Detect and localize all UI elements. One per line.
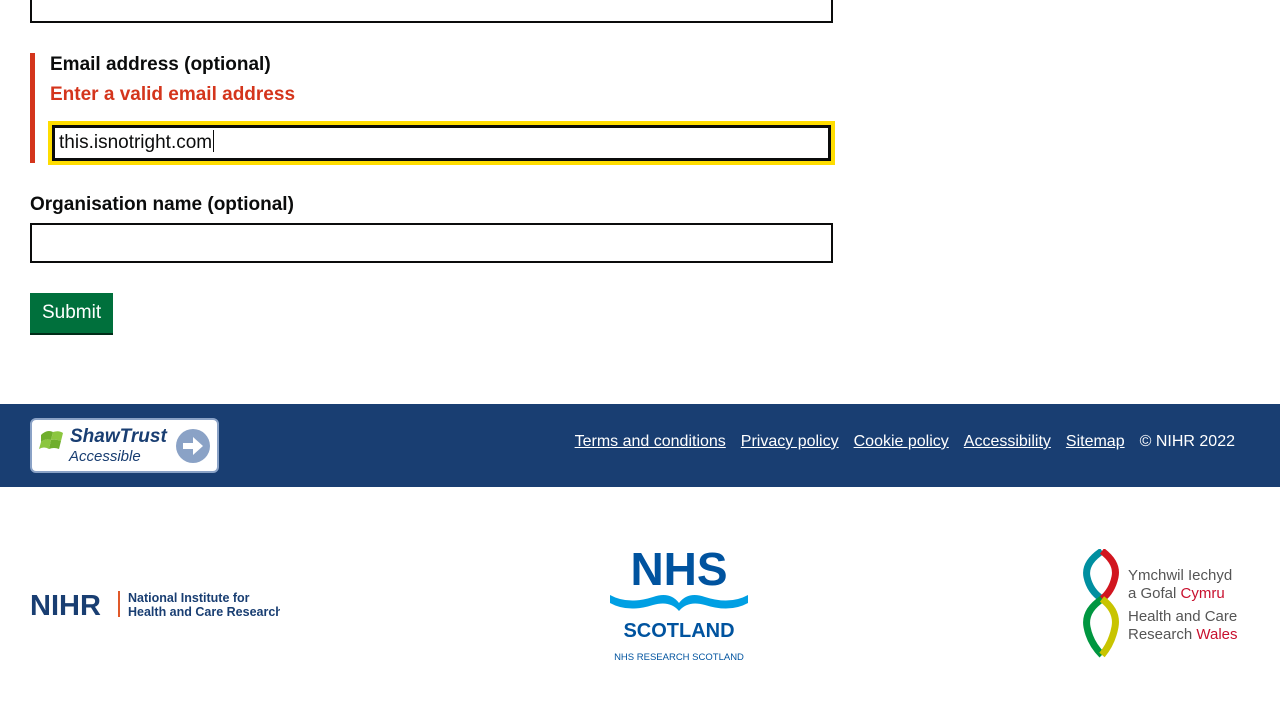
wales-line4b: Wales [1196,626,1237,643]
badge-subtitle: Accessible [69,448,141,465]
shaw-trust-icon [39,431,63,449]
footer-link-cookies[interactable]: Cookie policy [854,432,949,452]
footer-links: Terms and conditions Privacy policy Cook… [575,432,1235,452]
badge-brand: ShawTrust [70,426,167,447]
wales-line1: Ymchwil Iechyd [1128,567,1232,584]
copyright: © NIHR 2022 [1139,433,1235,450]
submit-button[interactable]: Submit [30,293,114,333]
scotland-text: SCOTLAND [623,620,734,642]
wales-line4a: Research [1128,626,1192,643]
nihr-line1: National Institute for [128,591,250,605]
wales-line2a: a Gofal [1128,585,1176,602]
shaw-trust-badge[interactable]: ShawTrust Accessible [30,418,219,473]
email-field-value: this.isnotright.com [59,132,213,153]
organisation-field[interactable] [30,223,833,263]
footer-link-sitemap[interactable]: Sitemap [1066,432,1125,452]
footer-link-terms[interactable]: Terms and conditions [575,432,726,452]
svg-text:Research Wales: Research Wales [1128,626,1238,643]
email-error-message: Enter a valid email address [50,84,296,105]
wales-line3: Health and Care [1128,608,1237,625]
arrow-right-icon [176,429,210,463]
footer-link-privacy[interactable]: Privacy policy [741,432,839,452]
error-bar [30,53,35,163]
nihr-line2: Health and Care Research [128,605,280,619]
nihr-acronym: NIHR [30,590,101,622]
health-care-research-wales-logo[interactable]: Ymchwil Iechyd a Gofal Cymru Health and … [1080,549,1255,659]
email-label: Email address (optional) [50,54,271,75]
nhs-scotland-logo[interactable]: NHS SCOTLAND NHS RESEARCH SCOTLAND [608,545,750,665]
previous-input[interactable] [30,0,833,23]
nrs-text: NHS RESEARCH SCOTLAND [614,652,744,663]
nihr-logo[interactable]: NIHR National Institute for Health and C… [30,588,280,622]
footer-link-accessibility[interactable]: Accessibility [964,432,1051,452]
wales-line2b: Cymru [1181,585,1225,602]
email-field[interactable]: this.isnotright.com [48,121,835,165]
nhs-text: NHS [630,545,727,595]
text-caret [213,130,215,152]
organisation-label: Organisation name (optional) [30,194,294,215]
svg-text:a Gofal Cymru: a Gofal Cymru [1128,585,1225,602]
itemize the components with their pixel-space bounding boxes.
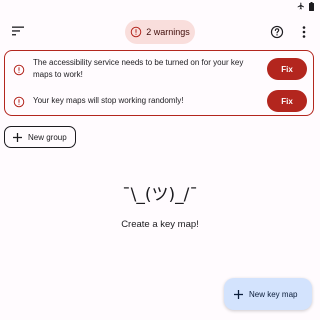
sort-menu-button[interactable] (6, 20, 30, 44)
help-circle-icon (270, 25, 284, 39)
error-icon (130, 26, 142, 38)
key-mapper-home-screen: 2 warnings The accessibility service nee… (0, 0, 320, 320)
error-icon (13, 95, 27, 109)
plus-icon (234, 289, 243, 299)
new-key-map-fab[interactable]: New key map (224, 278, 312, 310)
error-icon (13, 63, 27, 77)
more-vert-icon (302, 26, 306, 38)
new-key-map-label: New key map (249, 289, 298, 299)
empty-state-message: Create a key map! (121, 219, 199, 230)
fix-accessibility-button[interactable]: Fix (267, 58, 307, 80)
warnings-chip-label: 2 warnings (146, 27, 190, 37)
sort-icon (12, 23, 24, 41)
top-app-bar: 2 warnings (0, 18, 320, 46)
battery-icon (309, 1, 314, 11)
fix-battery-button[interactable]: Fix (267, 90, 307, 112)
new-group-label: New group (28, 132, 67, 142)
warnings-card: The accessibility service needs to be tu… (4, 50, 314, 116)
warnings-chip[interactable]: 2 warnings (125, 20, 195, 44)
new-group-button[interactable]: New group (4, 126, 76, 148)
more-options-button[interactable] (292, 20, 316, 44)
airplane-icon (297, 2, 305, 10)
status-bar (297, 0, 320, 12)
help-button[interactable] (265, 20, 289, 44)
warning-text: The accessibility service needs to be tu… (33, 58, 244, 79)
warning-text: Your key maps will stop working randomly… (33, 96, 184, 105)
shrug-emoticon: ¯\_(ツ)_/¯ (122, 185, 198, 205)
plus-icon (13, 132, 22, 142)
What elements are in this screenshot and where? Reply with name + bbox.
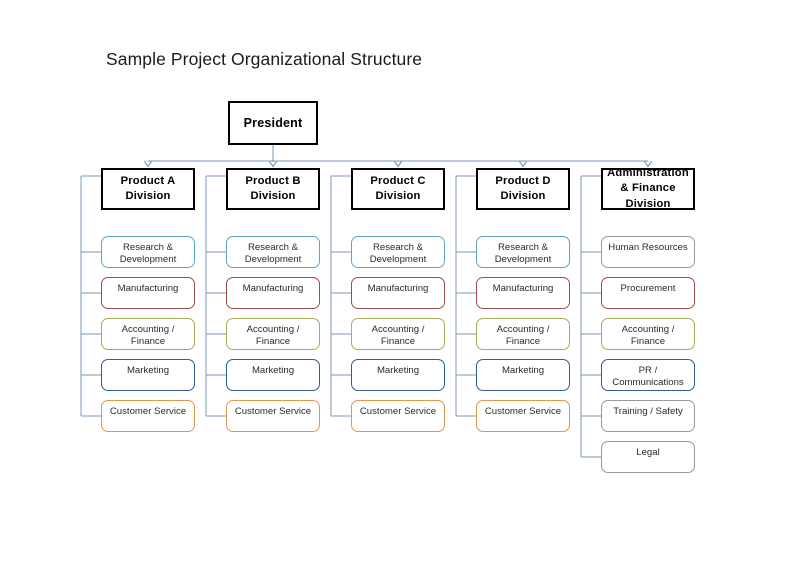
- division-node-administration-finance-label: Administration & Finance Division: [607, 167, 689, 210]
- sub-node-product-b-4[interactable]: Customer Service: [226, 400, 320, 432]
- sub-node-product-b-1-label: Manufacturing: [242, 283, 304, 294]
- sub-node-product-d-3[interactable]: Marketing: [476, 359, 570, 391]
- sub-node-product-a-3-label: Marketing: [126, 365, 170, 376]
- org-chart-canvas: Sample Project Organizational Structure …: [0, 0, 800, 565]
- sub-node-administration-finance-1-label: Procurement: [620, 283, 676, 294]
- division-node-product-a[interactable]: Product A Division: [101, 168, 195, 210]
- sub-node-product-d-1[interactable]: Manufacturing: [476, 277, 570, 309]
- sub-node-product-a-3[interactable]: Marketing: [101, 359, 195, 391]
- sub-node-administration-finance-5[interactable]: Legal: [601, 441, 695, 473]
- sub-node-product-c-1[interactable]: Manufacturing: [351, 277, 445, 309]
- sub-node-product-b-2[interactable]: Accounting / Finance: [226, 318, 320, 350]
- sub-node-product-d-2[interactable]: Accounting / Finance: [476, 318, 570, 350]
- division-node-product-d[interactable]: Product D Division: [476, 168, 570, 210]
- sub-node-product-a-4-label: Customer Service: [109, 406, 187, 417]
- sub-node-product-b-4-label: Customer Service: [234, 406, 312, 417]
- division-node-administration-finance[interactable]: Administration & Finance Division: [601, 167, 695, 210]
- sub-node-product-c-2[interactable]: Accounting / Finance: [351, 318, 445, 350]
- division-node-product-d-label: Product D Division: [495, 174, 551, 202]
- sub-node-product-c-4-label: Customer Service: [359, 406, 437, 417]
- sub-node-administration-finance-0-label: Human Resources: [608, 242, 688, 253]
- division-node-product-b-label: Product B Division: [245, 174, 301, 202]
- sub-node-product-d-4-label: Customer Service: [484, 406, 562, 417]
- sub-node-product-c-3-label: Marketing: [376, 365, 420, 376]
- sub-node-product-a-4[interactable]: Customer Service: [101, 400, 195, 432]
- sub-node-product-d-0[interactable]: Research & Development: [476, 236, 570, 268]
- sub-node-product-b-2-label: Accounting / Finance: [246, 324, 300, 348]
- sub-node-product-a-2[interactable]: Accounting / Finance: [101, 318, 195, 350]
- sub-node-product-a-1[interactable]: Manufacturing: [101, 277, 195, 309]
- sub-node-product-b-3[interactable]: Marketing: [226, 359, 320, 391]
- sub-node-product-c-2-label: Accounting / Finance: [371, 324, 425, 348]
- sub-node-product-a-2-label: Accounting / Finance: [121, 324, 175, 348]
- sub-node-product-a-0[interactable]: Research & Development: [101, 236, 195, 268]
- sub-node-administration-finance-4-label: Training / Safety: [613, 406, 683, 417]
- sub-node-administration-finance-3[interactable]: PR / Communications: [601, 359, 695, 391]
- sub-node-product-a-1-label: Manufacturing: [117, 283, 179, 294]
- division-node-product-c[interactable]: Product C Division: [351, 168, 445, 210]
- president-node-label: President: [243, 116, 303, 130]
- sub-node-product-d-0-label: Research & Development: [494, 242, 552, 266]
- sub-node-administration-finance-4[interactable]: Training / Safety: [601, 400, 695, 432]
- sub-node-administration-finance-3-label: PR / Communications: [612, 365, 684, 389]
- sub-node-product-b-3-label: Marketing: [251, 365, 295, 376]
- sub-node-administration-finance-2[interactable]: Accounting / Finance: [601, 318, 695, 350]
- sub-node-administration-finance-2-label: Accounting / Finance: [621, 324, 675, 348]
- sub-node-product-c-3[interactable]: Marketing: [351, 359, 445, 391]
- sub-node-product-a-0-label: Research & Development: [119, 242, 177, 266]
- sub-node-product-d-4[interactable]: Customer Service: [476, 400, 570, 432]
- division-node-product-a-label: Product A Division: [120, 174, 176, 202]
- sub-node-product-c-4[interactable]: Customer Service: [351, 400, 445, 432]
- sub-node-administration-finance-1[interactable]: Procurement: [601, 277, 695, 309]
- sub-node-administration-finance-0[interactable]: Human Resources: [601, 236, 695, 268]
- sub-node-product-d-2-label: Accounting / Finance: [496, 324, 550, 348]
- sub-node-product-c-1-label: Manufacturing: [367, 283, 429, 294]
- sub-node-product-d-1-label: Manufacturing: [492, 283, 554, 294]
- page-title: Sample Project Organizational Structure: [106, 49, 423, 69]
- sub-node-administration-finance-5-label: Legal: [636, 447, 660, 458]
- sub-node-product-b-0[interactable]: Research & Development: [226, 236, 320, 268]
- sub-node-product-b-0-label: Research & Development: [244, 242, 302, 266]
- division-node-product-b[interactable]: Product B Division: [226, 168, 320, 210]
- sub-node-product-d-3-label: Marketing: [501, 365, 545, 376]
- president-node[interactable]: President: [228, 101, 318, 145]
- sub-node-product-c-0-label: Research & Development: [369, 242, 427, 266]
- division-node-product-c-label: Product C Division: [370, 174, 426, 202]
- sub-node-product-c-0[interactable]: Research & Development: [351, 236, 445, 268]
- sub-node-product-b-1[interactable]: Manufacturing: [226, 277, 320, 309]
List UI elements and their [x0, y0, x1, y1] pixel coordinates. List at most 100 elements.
──────────
*Objective:* Copy the listing lines from the line containing "wales-line4b: Wales [1196,626,1237,643]" up to and including the line containing "wales-line1: Ymchwil Iechyd", keeping each one unchanged.

*Result of this exercise:*
wales-line4b: Wales [1196,626,1237,643]
badge-subtitle: Accessible [69,448,141,465]
shaw-trust-icon [39,431,63,449]
footer-link-cookies[interactable]: Cookie policy [854,432,949,452]
footer-links: Terms and conditions Privacy policy Cook… [575,432,1235,452]
badge-brand: ShawTrust [70,426,167,447]
wales-line1: Ymchwil Iechyd [1128,567,1232,584]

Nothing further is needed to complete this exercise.